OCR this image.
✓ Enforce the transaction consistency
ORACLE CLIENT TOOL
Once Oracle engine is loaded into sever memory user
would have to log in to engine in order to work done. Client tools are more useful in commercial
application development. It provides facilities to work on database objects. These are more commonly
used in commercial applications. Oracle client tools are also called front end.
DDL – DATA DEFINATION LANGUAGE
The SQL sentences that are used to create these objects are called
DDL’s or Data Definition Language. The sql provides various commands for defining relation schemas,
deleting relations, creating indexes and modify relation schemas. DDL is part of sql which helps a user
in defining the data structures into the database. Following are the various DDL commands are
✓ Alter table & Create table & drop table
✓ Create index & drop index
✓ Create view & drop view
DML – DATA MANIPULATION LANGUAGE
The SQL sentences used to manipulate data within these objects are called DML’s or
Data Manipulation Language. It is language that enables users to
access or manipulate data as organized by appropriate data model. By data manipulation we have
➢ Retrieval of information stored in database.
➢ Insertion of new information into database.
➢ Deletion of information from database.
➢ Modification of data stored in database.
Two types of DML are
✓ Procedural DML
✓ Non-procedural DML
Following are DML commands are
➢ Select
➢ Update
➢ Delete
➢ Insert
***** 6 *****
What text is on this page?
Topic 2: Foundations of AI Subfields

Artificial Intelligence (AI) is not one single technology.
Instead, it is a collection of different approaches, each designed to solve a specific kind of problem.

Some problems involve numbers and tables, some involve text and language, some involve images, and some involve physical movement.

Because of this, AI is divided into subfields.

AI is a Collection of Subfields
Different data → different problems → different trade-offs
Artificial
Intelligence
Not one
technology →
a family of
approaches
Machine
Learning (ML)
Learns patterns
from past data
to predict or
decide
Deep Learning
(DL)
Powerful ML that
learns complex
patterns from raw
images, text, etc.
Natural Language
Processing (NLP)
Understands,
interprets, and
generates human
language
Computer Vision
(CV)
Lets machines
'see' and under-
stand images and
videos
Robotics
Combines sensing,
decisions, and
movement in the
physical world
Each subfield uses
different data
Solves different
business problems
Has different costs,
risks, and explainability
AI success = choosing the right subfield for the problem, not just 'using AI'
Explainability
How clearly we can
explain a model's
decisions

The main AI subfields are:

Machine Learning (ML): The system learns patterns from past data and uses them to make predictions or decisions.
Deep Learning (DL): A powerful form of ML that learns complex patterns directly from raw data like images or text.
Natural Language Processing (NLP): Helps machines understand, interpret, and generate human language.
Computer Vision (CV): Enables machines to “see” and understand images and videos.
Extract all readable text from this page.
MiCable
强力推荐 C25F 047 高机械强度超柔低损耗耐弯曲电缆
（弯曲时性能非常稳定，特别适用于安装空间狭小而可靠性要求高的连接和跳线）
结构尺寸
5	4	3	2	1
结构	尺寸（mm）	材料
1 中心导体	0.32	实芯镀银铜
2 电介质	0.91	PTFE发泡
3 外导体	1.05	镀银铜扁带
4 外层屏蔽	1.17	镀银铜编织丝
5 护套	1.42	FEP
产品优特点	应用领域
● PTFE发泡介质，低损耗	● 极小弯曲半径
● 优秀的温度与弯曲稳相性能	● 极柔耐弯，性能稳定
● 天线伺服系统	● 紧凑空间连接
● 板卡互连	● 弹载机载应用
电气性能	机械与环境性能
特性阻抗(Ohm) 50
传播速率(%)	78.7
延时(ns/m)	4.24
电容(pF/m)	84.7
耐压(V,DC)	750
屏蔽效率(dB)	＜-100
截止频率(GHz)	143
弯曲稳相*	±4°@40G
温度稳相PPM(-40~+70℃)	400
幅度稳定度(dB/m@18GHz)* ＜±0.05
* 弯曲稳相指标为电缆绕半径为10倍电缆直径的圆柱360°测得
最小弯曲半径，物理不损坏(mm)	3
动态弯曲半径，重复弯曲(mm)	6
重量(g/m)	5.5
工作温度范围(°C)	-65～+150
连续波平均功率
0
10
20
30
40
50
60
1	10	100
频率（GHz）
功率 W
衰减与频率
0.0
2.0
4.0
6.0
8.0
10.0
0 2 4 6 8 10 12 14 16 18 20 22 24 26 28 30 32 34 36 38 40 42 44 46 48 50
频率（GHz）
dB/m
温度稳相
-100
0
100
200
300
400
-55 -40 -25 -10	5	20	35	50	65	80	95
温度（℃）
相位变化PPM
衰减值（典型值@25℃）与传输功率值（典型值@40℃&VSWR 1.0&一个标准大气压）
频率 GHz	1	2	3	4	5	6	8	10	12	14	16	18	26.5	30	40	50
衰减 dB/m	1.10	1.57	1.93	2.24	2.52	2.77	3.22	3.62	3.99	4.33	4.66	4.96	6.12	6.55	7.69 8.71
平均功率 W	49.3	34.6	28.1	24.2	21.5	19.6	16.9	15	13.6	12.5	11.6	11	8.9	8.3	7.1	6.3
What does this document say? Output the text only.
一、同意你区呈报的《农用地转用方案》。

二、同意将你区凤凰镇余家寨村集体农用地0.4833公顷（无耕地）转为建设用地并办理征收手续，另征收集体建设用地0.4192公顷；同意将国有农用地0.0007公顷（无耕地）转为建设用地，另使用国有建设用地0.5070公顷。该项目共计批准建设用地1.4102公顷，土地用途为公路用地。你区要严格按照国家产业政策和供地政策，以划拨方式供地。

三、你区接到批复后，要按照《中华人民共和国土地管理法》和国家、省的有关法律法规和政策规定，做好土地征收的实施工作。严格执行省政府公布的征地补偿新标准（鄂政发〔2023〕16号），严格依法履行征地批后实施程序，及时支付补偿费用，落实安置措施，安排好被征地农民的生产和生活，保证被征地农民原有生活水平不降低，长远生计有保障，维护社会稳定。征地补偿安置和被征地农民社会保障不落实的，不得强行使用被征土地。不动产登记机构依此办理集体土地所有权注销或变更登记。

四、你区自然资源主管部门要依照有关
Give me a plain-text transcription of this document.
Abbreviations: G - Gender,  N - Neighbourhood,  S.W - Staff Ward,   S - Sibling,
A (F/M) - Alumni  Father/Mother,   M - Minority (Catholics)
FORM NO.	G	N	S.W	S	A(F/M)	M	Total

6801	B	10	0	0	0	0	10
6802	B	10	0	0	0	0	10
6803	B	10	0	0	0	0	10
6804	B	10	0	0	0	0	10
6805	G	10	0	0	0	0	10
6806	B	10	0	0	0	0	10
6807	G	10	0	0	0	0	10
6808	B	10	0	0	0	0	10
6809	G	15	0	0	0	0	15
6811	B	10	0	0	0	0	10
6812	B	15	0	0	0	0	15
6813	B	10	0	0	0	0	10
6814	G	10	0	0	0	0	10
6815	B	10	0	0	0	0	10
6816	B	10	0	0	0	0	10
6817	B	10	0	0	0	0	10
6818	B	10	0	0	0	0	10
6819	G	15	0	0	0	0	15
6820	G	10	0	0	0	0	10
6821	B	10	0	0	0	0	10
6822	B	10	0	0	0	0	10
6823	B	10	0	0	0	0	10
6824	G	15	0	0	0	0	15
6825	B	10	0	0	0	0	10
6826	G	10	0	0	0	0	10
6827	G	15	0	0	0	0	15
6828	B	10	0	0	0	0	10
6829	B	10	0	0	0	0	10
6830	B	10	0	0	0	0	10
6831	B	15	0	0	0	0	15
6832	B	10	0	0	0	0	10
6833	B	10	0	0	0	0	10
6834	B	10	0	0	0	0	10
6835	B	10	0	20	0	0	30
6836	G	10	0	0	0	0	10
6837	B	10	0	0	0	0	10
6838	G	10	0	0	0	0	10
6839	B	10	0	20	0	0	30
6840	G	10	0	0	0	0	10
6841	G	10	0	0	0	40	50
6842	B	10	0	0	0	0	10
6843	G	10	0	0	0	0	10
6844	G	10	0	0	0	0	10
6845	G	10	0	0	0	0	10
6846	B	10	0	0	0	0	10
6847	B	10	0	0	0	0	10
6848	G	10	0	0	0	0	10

* * * * * * *

◆ TASK ◆
Pick out each line above that includes "past" and show it.

◆ ANSWER TO THE TASK ◆
from past data
Machine Learning (ML): The system learns patterns from past data and uses them to make predictions or decisions.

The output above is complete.